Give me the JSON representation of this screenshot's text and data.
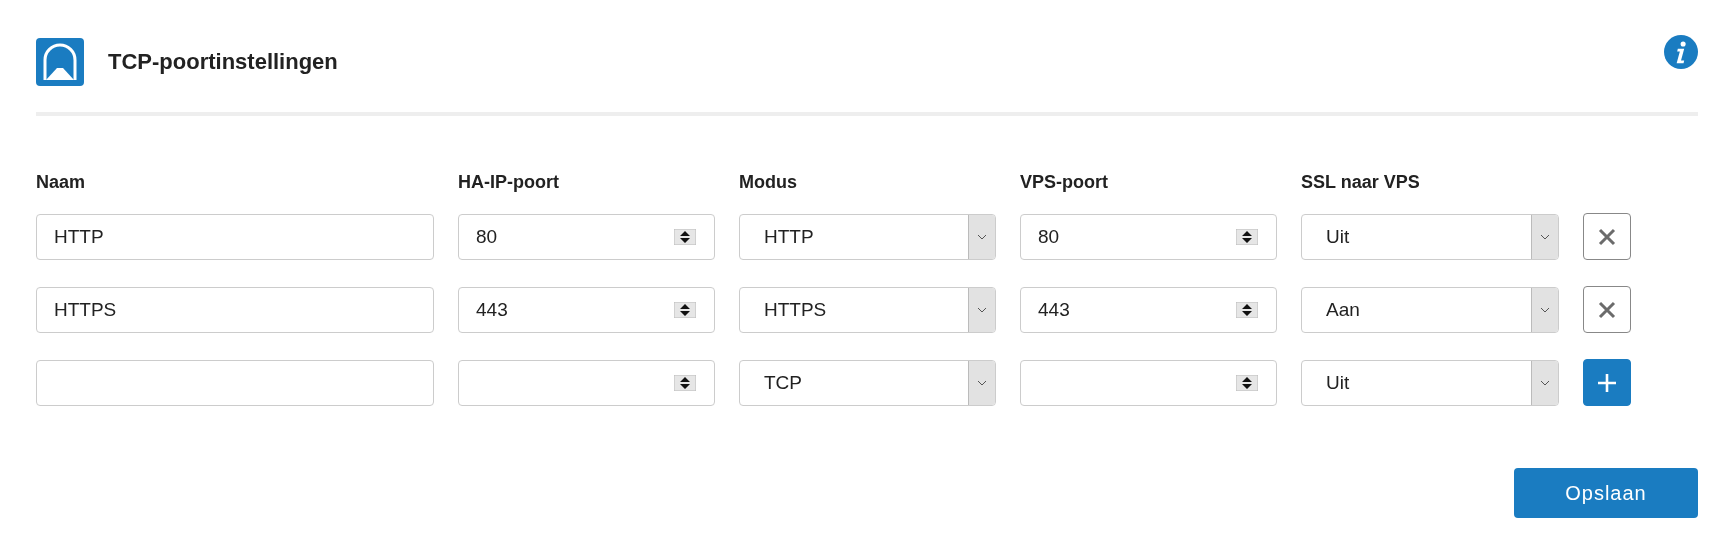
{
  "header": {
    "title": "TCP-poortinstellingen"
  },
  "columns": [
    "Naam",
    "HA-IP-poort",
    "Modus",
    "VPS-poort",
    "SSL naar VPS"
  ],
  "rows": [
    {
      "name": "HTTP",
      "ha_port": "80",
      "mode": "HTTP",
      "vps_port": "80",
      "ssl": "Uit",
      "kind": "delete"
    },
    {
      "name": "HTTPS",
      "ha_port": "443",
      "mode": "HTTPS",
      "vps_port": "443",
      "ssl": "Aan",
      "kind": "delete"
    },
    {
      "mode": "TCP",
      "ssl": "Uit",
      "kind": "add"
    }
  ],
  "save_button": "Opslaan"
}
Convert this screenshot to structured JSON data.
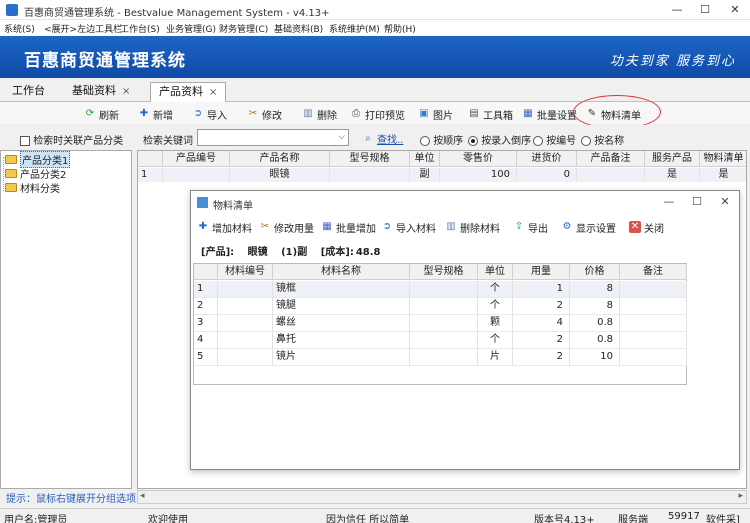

+-------+

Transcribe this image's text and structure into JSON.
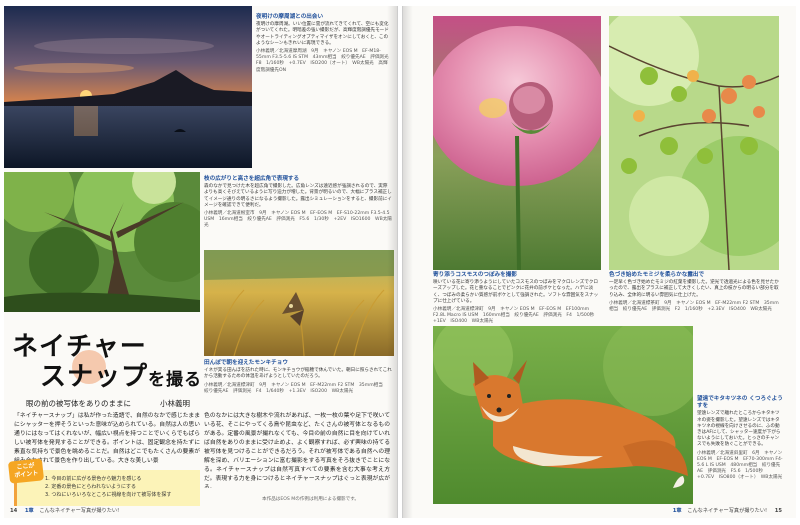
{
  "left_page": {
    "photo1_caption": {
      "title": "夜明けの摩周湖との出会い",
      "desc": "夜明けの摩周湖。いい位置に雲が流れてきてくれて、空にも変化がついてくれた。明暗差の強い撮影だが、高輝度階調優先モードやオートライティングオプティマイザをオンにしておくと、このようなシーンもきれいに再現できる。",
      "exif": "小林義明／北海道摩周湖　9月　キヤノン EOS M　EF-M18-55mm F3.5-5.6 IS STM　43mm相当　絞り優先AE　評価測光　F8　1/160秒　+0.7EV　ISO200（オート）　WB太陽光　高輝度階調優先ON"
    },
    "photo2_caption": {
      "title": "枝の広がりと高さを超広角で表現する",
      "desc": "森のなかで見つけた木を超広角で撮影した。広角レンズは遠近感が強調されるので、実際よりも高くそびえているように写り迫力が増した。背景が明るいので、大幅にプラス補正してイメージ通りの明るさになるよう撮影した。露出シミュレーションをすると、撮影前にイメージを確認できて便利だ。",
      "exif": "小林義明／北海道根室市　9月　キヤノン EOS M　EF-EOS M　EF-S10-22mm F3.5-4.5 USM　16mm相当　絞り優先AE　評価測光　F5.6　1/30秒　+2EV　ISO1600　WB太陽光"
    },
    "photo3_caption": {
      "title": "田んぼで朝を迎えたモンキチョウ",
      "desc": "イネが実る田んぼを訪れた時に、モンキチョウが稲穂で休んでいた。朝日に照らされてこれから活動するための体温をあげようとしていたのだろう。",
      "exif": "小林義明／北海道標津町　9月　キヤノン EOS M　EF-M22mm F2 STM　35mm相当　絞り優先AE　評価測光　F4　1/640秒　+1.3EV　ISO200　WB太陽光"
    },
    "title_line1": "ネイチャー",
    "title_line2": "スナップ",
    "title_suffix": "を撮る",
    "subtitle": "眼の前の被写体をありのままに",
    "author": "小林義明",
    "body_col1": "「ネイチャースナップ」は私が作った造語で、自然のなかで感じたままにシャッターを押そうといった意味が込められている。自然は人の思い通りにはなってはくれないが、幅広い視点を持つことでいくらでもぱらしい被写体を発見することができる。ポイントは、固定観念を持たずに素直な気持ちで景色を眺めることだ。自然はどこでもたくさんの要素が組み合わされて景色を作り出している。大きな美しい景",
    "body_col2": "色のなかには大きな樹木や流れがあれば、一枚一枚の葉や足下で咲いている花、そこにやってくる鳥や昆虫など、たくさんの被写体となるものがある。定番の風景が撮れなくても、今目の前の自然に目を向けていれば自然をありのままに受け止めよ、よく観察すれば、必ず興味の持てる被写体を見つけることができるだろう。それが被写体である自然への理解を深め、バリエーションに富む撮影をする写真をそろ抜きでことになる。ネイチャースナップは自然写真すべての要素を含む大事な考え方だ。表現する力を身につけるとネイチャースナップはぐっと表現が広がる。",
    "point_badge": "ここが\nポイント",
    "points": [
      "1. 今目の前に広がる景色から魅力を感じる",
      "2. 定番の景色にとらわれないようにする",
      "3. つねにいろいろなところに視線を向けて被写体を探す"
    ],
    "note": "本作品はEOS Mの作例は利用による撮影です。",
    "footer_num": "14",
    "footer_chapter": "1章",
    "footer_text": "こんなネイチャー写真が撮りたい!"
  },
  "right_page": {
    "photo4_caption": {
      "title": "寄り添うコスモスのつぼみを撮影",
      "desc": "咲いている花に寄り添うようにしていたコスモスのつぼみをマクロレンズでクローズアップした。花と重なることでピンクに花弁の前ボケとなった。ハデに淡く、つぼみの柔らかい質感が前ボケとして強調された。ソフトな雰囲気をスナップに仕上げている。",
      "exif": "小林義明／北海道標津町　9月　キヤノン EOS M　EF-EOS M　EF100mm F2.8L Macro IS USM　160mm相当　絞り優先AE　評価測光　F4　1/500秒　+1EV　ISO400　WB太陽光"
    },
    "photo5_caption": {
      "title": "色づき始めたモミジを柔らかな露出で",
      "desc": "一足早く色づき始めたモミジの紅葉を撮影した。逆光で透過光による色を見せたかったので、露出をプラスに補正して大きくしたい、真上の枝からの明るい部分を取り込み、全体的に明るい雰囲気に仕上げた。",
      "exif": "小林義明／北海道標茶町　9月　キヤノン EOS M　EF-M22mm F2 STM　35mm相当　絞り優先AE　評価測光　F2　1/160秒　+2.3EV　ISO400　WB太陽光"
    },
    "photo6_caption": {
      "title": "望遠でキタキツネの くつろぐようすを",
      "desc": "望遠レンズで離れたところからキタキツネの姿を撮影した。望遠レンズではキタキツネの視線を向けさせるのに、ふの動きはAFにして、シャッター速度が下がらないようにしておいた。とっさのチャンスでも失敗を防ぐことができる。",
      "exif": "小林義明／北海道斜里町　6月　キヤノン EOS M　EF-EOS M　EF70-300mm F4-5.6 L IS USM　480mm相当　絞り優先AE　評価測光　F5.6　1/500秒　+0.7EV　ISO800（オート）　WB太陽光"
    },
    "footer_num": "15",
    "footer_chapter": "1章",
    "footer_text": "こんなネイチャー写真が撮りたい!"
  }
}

+-------+

* Goal *
Only the lines from the one holding "Give me the" to the one holding "Convert this screenshot" should be returned, both included and exactly as written, with no pictures.

* Result of this exercise *
Give me the JSON representation of this screenshot's text and data.
{
  "header": {
    "title": "TCP-poortinstellingen"
  },
  "columns": [
    "Naam",
    "HA-IP-poort",
    "Modus",
    "VPS-poort",
    "SSL naar VPS"
  ],
  "rows": [
    {
      "name": "HTTP",
      "ha_port": "80",
      "mode": "HTTP",
      "vps_port": "80",
      "ssl": "Uit",
      "kind": "delete"
    },
    {
      "name": "HTTPS",
      "ha_port": "443",
      "mode": "HTTPS",
      "vps_port": "443",
      "ssl": "Aan",
      "kind": "delete"
    },
    {
      "mode": "TCP",
      "ssl": "Uit",
      "kind": "add"
    }
  ],
  "save_button": "Opslaan"
}
Convert this screenshot to structured JSON data.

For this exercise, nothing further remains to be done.